• _Dataset_
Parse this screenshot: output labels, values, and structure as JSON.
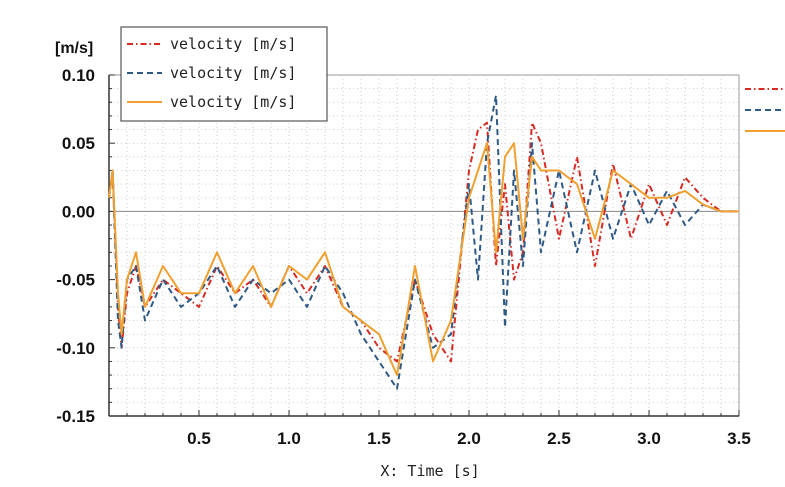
{
  "chart_data": {
    "type": "line",
    "ylabel_unit": "[m/s]",
    "xlabel": "X: Time [s]",
    "xlim": [
      0.0,
      3.5
    ],
    "ylim": [
      -0.15,
      0.1
    ],
    "x_ticks": [
      "0.5",
      "1.0",
      "1.5",
      "2.0",
      "2.5",
      "3.0",
      "3.5"
    ],
    "y_ticks": [
      "0.10",
      "0.05",
      "0.00",
      "-0.05",
      "-0.10",
      "-0.15"
    ],
    "grid": true,
    "legend_position": "top-left",
    "series": [
      {
        "name": "velocity [m/s]",
        "style": "dash-dot",
        "color": "#d62a22",
        "x": [
          0.0,
          0.02,
          0.05,
          0.07,
          0.1,
          0.15,
          0.2,
          0.3,
          0.4,
          0.5,
          0.6,
          0.7,
          0.8,
          0.9,
          1.0,
          1.1,
          1.2,
          1.3,
          1.4,
          1.5,
          1.6,
          1.7,
          1.8,
          1.9,
          2.0,
          2.05,
          2.1,
          2.15,
          2.2,
          2.25,
          2.3,
          2.35,
          2.4,
          2.5,
          2.6,
          2.7,
          2.8,
          2.9,
          3.0,
          3.1,
          3.2,
          3.3,
          3.4,
          3.5
        ],
        "y": [
          0.01,
          0.03,
          -0.07,
          -0.1,
          -0.06,
          -0.04,
          -0.07,
          -0.05,
          -0.06,
          -0.07,
          -0.04,
          -0.06,
          -0.05,
          -0.07,
          -0.04,
          -0.06,
          -0.04,
          -0.07,
          -0.08,
          -0.1,
          -0.11,
          -0.05,
          -0.09,
          -0.11,
          0.03,
          0.06,
          0.065,
          -0.04,
          0.02,
          -0.05,
          -0.03,
          0.065,
          0.05,
          -0.02,
          0.04,
          -0.04,
          0.035,
          -0.02,
          0.02,
          -0.01,
          0.025,
          0.01,
          0.0,
          0.0
        ]
      },
      {
        "name": "velocity [m/s]",
        "style": "dashed",
        "color": "#2f5a86",
        "x": [
          0.0,
          0.02,
          0.05,
          0.07,
          0.1,
          0.15,
          0.2,
          0.3,
          0.4,
          0.5,
          0.6,
          0.7,
          0.8,
          0.9,
          1.0,
          1.1,
          1.2,
          1.3,
          1.4,
          1.5,
          1.6,
          1.7,
          1.8,
          1.9,
          2.0,
          2.05,
          2.1,
          2.15,
          2.2,
          2.25,
          2.3,
          2.35,
          2.4,
          2.5,
          2.6,
          2.7,
          2.8,
          2.9,
          3.0,
          3.1,
          3.2,
          3.3,
          3.4,
          3.5
        ],
        "y": [
          0.01,
          0.03,
          -0.08,
          -0.1,
          -0.05,
          -0.04,
          -0.08,
          -0.05,
          -0.07,
          -0.06,
          -0.04,
          -0.07,
          -0.05,
          -0.06,
          -0.05,
          -0.07,
          -0.04,
          -0.06,
          -0.09,
          -0.11,
          -0.13,
          -0.05,
          -0.1,
          -0.09,
          0.02,
          -0.05,
          0.05,
          0.085,
          -0.085,
          0.03,
          -0.04,
          0.05,
          -0.03,
          0.03,
          -0.03,
          0.03,
          -0.02,
          0.02,
          -0.01,
          0.015,
          -0.01,
          0.005,
          0.0,
          0.0
        ]
      },
      {
        "name": "velocity [m/s]",
        "style": "solid",
        "color": "#f0a030",
        "x": [
          0.0,
          0.02,
          0.05,
          0.07,
          0.1,
          0.15,
          0.2,
          0.3,
          0.4,
          0.5,
          0.6,
          0.7,
          0.8,
          0.9,
          1.0,
          1.1,
          1.2,
          1.3,
          1.4,
          1.5,
          1.6,
          1.7,
          1.8,
          1.9,
          2.0,
          2.05,
          2.1,
          2.15,
          2.2,
          2.25,
          2.3,
          2.35,
          2.4,
          2.5,
          2.6,
          2.7,
          2.8,
          2.9,
          3.0,
          3.1,
          3.2,
          3.3,
          3.4,
          3.5
        ],
        "y": [
          0.01,
          0.03,
          -0.06,
          -0.09,
          -0.05,
          -0.03,
          -0.07,
          -0.04,
          -0.06,
          -0.06,
          -0.03,
          -0.06,
          -0.04,
          -0.07,
          -0.04,
          -0.05,
          -0.03,
          -0.07,
          -0.08,
          -0.09,
          -0.12,
          -0.04,
          -0.11,
          -0.08,
          0.01,
          0.03,
          0.05,
          -0.03,
          0.04,
          0.05,
          -0.02,
          0.04,
          0.03,
          0.03,
          0.02,
          -0.02,
          0.03,
          0.02,
          0.01,
          0.01,
          0.015,
          0.005,
          0.0,
          0.0
        ]
      }
    ]
  }
}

• _Aim_
In the records above, find each line with the word "color" and copy it.

• _Exercise result_
        "color": "#d62a22",
        "color": "#2f5a86",
        "color": "#f0a030",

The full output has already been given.